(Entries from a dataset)
┌──
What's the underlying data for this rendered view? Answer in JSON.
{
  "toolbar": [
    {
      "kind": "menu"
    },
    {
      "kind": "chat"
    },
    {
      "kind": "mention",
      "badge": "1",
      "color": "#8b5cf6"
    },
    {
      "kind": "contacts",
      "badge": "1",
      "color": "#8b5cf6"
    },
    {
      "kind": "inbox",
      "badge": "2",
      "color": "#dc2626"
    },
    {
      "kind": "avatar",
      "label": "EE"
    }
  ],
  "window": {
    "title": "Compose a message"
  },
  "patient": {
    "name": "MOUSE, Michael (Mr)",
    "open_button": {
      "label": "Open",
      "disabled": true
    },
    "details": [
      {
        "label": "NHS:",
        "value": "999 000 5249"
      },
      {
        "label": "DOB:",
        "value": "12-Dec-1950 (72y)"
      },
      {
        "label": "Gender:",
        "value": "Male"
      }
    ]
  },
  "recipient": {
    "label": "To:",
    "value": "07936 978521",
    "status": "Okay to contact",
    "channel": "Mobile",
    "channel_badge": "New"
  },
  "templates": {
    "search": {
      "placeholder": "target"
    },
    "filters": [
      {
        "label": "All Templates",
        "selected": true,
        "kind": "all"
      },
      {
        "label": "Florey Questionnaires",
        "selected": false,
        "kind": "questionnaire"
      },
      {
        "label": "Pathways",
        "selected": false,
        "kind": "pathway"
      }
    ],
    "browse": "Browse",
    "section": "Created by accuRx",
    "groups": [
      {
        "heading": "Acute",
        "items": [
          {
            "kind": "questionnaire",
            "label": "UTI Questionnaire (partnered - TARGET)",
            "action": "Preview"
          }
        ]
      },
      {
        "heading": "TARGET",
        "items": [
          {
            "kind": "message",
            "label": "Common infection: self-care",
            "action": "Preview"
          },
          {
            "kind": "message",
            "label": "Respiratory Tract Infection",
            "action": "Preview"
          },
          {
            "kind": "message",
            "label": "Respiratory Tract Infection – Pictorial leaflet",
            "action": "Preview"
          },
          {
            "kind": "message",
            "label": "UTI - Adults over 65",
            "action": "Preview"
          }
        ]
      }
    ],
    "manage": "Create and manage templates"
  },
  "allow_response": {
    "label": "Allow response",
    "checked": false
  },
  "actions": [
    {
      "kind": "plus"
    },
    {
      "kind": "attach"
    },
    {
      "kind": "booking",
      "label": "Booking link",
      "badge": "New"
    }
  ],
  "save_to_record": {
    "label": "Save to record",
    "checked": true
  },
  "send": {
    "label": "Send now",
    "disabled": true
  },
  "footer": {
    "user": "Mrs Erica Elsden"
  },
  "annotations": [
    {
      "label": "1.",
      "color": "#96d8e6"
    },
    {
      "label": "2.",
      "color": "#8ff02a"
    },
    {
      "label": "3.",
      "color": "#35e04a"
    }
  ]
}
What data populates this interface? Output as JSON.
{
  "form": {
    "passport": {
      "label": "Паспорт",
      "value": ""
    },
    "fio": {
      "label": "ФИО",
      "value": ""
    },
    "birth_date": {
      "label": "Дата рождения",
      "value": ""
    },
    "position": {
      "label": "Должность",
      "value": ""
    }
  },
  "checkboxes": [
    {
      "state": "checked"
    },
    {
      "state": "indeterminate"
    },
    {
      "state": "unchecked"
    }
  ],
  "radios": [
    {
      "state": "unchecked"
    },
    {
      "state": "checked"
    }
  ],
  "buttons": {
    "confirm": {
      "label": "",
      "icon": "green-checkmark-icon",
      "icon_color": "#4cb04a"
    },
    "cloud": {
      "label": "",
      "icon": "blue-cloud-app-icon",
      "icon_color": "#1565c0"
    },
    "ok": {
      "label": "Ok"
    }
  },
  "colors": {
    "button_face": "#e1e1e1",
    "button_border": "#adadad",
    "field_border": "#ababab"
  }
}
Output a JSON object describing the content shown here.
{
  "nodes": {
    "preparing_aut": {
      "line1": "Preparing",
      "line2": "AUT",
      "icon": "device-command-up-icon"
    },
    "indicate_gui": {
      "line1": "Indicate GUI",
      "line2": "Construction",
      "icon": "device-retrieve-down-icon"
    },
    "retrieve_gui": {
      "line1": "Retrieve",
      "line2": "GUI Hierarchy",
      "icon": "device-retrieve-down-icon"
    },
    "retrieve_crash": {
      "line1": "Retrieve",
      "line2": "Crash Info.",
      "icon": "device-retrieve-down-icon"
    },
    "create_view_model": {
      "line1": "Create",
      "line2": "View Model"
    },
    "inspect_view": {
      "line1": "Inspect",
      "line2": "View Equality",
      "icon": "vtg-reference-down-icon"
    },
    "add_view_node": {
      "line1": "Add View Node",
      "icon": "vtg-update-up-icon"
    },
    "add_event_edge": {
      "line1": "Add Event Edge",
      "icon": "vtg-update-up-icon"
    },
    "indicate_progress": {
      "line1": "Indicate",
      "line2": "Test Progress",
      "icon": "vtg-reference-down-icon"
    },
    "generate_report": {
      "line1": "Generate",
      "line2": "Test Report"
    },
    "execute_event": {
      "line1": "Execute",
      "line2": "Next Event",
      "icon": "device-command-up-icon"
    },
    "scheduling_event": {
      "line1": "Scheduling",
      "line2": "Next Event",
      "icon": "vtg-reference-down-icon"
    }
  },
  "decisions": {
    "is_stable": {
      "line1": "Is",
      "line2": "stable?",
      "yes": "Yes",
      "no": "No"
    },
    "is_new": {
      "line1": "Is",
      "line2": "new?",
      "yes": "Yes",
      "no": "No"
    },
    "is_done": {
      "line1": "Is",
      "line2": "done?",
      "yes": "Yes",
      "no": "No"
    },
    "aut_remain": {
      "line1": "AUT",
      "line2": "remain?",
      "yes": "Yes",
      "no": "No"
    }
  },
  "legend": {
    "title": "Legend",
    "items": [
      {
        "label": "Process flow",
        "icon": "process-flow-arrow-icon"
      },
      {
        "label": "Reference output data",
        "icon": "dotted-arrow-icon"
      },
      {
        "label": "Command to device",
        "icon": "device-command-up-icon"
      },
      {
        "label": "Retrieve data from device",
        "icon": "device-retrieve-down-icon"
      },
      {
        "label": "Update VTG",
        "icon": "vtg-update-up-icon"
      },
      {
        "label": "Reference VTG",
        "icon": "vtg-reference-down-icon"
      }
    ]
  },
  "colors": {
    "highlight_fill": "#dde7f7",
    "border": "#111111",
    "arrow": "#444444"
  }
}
└──
Take the entries and copy them out exactly.

OUTPUT OF THE TASK:
What's the underlying data for this rendered view? Answer in JSON.
{
  "toolbar": [
    {
      "kind": "menu"
    },
    {
      "kind": "chat"
    },
    {
      "kind": "mention",
      "badge": "1",
      "color": "#8b5cf6"
    },
    {
      "kind": "contacts",
      "badge": "1",
      "color": "#8b5cf6"
    },
    {
      "kind": "inbox",
      "badge": "2",
      "color": "#dc2626"
    },
    {
      "kind": "avatar",
      "label": "EE"
    }
  ],
  "window": {
    "title": "Compose a message"
  },
  "patient": {
    "name": "MOUSE, Michael (Mr)",
    "open_button": {
      "label": "Open",
      "disabled": true
    },
    "details": [
      {
        "label": "NHS:",
        "value": "999 000 5249"
      },
      {
        "label": "DOB:",
        "value": "12-Dec-1950 (72y)"
      },
      {
        "label": "Gender:",
        "value": "Male"
      }
    ]
  },
  "recipient": {
    "label": "To:",
    "value": "07936 978521",
    "status": "Okay to contact",
    "channel": "Mobile",
    "channel_badge": "New"
  },
  "templates": {
    "search": {
      "placeholder": "target"
    },
    "filters": [
      {
        "label": "All Templates",
        "selected": true,
        "kind": "all"
      },
      {
        "label": "Florey Questionnaires",
        "selected": false,
        "kind": "questionnaire"
      },
      {
        "label": "Pathways",
        "selected": false,
        "kind": "pathway"
      }
    ],
    "browse": "Browse",
    "section": "Created by accuRx",
    "groups": [
      {
        "heading": "Acute",
        "items": [
          {
            "kind": "questionnaire",
            "label": "UTI Questionnaire (partnered - TARGET)",
            "action": "Preview"
          }
        ]
      },
      {
        "heading": "TARGET",
        "items": [
          {
            "kind": "message",
            "label": "Common infection: self-care",
            "action": "Preview"
          },
          {
            "kind": "message",
            "label": "Respiratory Tract Infection",
            "action": "Preview"
          },
          {
            "kind": "message",
            "label": "Respiratory Tract Infection – Pictorial leaflet",
            "action": "Preview"
          },
          {
            "kind": "message",
            "label": "UTI - Adults over 65",
            "action": "Preview"
          }
        ]
      }
    ],
    "manage": "Create and manage templates"
  },
  "allow_response": {
    "label": "Allow response",
    "checked": false
  },
  "actions": [
    {
      "kind": "plus"
    },
    {
      "kind": "attach"
    },
    {
      "kind": "booking",
      "label": "Booking link",
      "badge": "New"
    }
  ],
  "save_to_record": {
    "label": "Save to record",
    "checked": true
  },
  "send": {
    "label": "Send now",
    "disabled": true
  },
  "footer": {
    "user": "Mrs Erica Elsden"
  },
  "annotations": [
    {
      "label": "1.",
      "color": "#96d8e6"
    },
    {
      "label": "2.",
      "color": "#8ff02a"
    },
    {
      "label": "3.",
      "color": "#35e04a"
    }
  ]
}
What data populates this interface? Output as JSON.
{
  "form": {
    "passport": {
      "label": "Паспорт",
      "value": ""
    },
    "fio": {
      "label": "ФИО",
      "value": ""
    },
    "birth_date": {
      "label": "Дата рождения",
      "value": ""
    },
    "position": {
      "label": "Должность",
      "value": ""
    }
  },
  "checkboxes": [
    {
      "state": "checked"
    },
    {
      "state": "indeterminate"
    },
    {
      "state": "unchecked"
    }
  ],
  "radios": [
    {
      "state": "unchecked"
    },
    {
      "state": "checked"
    }
  ],
  "buttons": {
    "confirm": {
      "label": "",
      "icon": "green-checkmark-icon",
      "icon_color": "#4cb04a"
    },
    "cloud": {
      "label": "",
      "icon": "blue-cloud-app-icon",
      "icon_color": "#1565c0"
    },
    "ok": {
      "label": "Ok"
    }
  },
  "colors": {
    "button_face": "#e1e1e1",
    "button_border": "#adadad",
    "field_border": "#ababab"
  }
}
Output a JSON object describing the content shown here.
{
  "nodes": {
    "preparing_aut": {
      "line1": "Preparing",
      "line2": "AUT",
      "icon": "device-command-up-icon"
    },
    "indicate_gui": {
      "line1": "Indicate GUI",
      "line2": "Construction",
      "icon": "device-retrieve-down-icon"
    },
    "retrieve_gui": {
      "line1": "Retrieve",
      "line2": "GUI Hierarchy",
      "icon": "device-retrieve-down-icon"
    },
    "retrieve_crash": {
      "line1": "Retrieve",
      "line2": "Crash Info.",
      "icon": "device-retrieve-down-icon"
    },
    "create_view_model": {
      "line1": "Create",
      "line2": "View Model"
    },
    "inspect_view": {
      "line1": "Inspect",
      "line2": "View Equality",
      "icon": "vtg-reference-down-icon"
    },
    "add_view_node": {
      "line1": "Add View Node",
      "icon": "vtg-update-up-icon"
    },
    "add_event_edge": {
      "line1": "Add Event Edge",
      "icon": "vtg-update-up-icon"
    },
    "indicate_progress": {
      "line1": "Indicate",
      "line2": "Test Progress",
      "icon": "vtg-reference-down-icon"
    },
    "generate_report": {
      "line1": "Generate",
      "line2": "Test Report"
    },
    "execute_event": {
      "line1": "Execute",
      "line2": "Next Event",
      "icon": "device-command-up-icon"
    },
    "scheduling_event": {
      "line1": "Scheduling",
      "line2": "Next Event",
      "icon": "vtg-reference-down-icon"
    }
  },
  "decisions": {
    "is_stable": {
      "line1": "Is",
      "line2": "stable?",
      "yes": "Yes",
      "no": "No"
    },
    "is_new": {
      "line1": "Is",
      "line2": "new?",
      "yes": "Yes",
      "no": "No"
    },
    "is_done": {
      "line1": "Is",
      "line2": "done?",
      "yes": "Yes",
      "no": "No"
    },
    "aut_remain": {
      "line1": "AUT",
      "line2": "remain?",
      "yes": "Yes",
      "no": "No"
    }
  },
  "legend": {
    "title": "Legend",
    "items": [
      {
        "label": "Process flow",
        "icon": "process-flow-arrow-icon"
      },
      {
        "label": "Reference output data",
        "icon": "dotted-arrow-icon"
      },
      {
        "label": "Command to device",
        "icon": "device-command-up-icon"
      },
      {
        "label": "Retrieve data from device",
        "icon": "device-retrieve-down-icon"
      },
      {
        "label": "Update VTG",
        "icon": "vtg-update-up-icon"
      },
      {
        "label": "Reference VTG",
        "icon": "vtg-reference-down-icon"
      }
    ]
  },
  "colors": {
    "highlight_fill": "#dde7f7",
    "border": "#111111",
    "arrow": "#444444"
  }
}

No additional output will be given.